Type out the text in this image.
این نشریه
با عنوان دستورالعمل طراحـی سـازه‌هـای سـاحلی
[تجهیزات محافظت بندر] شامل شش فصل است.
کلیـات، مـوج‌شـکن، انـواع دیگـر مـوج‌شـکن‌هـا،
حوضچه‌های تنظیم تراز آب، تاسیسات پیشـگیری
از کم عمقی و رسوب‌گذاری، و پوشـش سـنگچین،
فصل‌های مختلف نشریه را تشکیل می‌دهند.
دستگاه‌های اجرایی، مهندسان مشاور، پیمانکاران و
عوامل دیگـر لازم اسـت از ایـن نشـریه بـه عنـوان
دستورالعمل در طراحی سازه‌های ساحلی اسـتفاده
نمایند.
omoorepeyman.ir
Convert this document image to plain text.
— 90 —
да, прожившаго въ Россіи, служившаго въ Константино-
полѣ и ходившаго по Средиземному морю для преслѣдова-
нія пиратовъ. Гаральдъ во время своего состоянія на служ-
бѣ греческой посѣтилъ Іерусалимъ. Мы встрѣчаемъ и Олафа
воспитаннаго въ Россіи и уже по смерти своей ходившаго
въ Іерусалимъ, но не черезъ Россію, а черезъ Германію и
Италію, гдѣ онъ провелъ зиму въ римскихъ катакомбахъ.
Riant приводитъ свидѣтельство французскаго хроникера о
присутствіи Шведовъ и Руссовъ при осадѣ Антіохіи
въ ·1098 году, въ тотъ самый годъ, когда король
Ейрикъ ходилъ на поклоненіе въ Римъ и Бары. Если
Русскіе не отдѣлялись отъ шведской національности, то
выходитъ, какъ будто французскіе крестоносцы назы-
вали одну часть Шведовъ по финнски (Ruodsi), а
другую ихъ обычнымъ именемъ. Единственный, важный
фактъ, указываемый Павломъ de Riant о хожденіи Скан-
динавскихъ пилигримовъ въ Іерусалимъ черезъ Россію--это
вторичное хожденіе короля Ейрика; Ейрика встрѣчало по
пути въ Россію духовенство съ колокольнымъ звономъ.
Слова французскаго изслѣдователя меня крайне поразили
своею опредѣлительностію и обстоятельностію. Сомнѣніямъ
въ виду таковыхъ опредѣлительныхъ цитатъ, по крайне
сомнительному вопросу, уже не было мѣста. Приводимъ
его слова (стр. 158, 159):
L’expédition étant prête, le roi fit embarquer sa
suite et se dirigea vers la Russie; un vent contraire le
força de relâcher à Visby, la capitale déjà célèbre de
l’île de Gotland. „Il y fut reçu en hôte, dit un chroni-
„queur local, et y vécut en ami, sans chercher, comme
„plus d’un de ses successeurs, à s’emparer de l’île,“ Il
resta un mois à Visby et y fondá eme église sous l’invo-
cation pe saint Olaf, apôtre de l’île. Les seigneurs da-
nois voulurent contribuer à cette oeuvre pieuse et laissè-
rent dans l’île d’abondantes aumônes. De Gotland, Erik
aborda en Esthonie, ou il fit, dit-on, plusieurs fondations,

□ □ □ □ □ □ □

[What the exercise asks]
Look for "text" and pull out every line that has it.

[Task result]
Type out the text in this image.
Convert this document image to plain text.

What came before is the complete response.